*Problem description*. Entries follow. Set all of them down as they stand.

*** Input for this task

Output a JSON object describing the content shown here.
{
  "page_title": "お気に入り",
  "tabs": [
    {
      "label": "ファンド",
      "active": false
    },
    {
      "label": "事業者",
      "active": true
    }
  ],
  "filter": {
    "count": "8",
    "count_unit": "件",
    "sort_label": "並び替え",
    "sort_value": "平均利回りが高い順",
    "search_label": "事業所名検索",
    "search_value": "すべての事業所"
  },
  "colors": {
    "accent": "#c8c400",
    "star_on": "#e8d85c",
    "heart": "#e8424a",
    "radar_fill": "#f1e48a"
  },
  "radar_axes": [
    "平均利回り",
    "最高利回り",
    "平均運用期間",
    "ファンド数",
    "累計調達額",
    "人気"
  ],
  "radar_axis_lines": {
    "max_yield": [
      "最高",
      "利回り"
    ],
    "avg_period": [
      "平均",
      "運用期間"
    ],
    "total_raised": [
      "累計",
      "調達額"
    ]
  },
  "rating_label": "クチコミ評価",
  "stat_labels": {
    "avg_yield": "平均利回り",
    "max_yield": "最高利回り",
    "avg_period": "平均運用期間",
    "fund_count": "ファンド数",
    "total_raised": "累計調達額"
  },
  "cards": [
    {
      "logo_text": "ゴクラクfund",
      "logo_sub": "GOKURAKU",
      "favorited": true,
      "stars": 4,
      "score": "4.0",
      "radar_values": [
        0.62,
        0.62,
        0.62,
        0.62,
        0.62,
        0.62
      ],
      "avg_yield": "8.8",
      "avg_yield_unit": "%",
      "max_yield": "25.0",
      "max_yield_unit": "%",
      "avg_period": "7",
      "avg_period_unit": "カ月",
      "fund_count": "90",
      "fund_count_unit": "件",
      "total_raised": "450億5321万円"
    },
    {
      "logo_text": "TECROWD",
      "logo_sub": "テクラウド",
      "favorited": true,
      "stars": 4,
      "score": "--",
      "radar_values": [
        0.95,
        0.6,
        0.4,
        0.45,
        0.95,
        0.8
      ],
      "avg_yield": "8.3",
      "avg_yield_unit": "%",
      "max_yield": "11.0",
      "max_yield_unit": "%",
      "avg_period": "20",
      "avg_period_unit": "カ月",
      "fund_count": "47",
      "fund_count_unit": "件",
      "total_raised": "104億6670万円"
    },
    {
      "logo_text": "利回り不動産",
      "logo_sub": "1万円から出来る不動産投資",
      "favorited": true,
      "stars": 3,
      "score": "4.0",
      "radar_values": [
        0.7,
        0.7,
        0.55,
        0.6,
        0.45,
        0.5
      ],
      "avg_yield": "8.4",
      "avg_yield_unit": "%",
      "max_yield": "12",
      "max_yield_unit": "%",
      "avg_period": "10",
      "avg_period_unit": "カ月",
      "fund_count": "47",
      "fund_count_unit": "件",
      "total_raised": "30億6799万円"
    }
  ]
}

******

*Solution to this exercise*.
Output a JSON object describing the content shown here.
{
  "page_title": "お気に入り",
  "tabs": [
    {
      "label": "ファンド",
      "active": false
    },
    {
      "label": "事業者",
      "active": true
    }
  ],
  "filter": {
    "count": "8",
    "count_unit": "件",
    "sort_label": "並び替え",
    "sort_value": "平均利回りが高い順",
    "search_label": "事業所名検索",
    "search_value": "すべての事業所"
  },
  "colors": {
    "accent": "#c8c400",
    "star_on": "#e8d85c",
    "heart": "#e8424a",
    "radar_fill": "#f1e48a"
  },
  "radar_axes": [
    "平均利回り",
    "最高利回り",
    "平均運用期間",
    "ファンド数",
    "累計調達額",
    "人気"
  ],
  "radar_axis_lines": {
    "max_yield": [
      "最高",
      "利回り"
    ],
    "avg_period": [
      "平均",
      "運用期間"
    ],
    "total_raised": [
      "累計",
      "調達額"
    ]
  },
  "rating_label": "クチコミ評価",
  "stat_labels": {
    "avg_yield": "平均利回り",
    "max_yield": "最高利回り",
    "avg_period": "平均運用期間",
    "fund_count": "ファンド数",
    "total_raised": "累計調達額"
  },
  "cards": [
    {
      "logo_text": "ゴクラクfund",
      "logo_sub": "GOKURAKU",
      "favorited": true,
      "stars": 4,
      "score": "4.0",
      "radar_values": [
        0.62,
        0.62,
        0.62,
        0.62,
        0.62,
        0.62
      ],
      "avg_yield": "8.8",
      "avg_yield_unit": "%",
      "max_yield": "25.0",
      "max_yield_unit": "%",
      "avg_period": "7",
      "avg_period_unit": "カ月",
      "fund_count": "90",
      "fund_count_unit": "件",
      "total_raised": "450億5321万円"
    },
    {
      "logo_text": "TECROWD",
      "logo_sub": "テクラウド",
      "favorited": true,
      "stars": 4,
      "score": "--",
      "radar_values": [
        0.95,
        0.6,
        0.4,
        0.45,
        0.95,
        0.8
      ],
      "avg_yield": "8.3",
      "avg_yield_unit": "%",
      "max_yield": "11.0",
      "max_yield_unit": "%",
      "avg_period": "20",
      "avg_period_unit": "カ月",
      "fund_count": "47",
      "fund_count_unit": "件",
      "total_raised": "104億6670万円"
    },
    {
      "logo_text": "利回り不動産",
      "logo_sub": "1万円から出来る不動産投資",
      "favorited": true,
      "stars": 3,
      "score": "4.0",
      "radar_values": [
        0.7,
        0.7,
        0.55,
        0.6,
        0.45,
        0.5
      ],
      "avg_yield": "8.4",
      "avg_yield_unit": "%",
      "max_yield": "12",
      "max_yield_unit": "%",
      "avg_period": "10",
      "avg_period_unit": "カ月",
      "fund_count": "47",
      "fund_count_unit": "件",
      "total_raised": "30億6799万円"
    }
  ]
}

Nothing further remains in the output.